(Directive)
Reproduce all the entries exactly.

____________________

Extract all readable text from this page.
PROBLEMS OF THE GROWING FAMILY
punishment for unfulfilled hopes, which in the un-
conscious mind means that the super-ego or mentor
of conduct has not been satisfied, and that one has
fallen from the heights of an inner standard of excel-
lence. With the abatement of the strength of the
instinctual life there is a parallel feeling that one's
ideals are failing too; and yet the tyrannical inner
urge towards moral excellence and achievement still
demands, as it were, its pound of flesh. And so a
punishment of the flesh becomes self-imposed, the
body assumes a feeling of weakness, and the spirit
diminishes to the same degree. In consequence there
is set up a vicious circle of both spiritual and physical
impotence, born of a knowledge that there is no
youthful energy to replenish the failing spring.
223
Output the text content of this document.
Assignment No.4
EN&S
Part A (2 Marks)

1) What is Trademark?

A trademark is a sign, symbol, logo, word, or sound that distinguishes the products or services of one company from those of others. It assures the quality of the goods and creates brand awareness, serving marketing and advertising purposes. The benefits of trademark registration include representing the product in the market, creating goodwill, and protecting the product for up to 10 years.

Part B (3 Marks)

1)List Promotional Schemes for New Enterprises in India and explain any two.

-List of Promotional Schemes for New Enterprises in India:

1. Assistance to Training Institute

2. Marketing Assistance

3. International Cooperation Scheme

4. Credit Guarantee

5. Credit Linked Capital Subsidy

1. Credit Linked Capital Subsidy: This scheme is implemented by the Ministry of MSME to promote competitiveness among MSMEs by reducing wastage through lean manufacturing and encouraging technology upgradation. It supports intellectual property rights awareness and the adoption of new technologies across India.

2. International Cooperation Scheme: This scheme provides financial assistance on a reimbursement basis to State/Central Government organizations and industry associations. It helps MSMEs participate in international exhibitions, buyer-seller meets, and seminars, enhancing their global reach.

____________________

(The result)
Extract all readable text from this page.
PROBLEMS OF THE GROWING FAMILY
punishment for unfulfilled hopes, which in the un-
conscious mind means that the super-ego or mentor
of conduct has not been satisfied, and that one has
fallen from the heights of an inner standard of excel-
lence. With the abatement of the strength of the
instinctual life there is a parallel feeling that one's
ideals are failing too; and yet the tyrannical inner
urge towards moral excellence and achievement still
demands, as it were, its pound of flesh. And so a
punishment of the flesh becomes self-imposed, the
body assumes a feeling of weakness, and the spirit
diminishes to the same degree. In consequence there
is set up a vicious circle of both spiritual and physical
impotence, born of a knowledge that there is no
youthful energy to replenish the failing spring.
223
Output the text content of this document.
Assignment No.4
EN&S
Part A (2 Marks)

1) What is Trademark?

A trademark is a sign, symbol, logo, word, or sound that distinguishes the products or services of one company from those of others. It assures the quality of the goods and creates brand awareness, serving marketing and advertising purposes. The benefits of trademark registration include representing the product in the market, creating goodwill, and protecting the product for up to 10 years.

Part B (3 Marks)

1)List Promotional Schemes for New Enterprises in India and explain any two.

-List of Promotional Schemes for New Enterprises in India:

1. Assistance to Training Institute

2. Marketing Assistance

3. International Cooperation Scheme

4. Credit Guarantee

5. Credit Linked Capital Subsidy

1. Credit Linked Capital Subsidy: This scheme is implemented by the Ministry of MSME to promote competitiveness among MSMEs by reducing wastage through lean manufacturing and encouraging technology upgradation. It supports intellectual property rights awareness and the adoption of new technologies across India.

2. International Cooperation Scheme: This scheme provides financial assistance on a reimbursement basis to State/Central Government organizations and industry associations. It helps MSMEs participate in international exhibitions, buyer-seller meets, and seminars, enhancing their global reach.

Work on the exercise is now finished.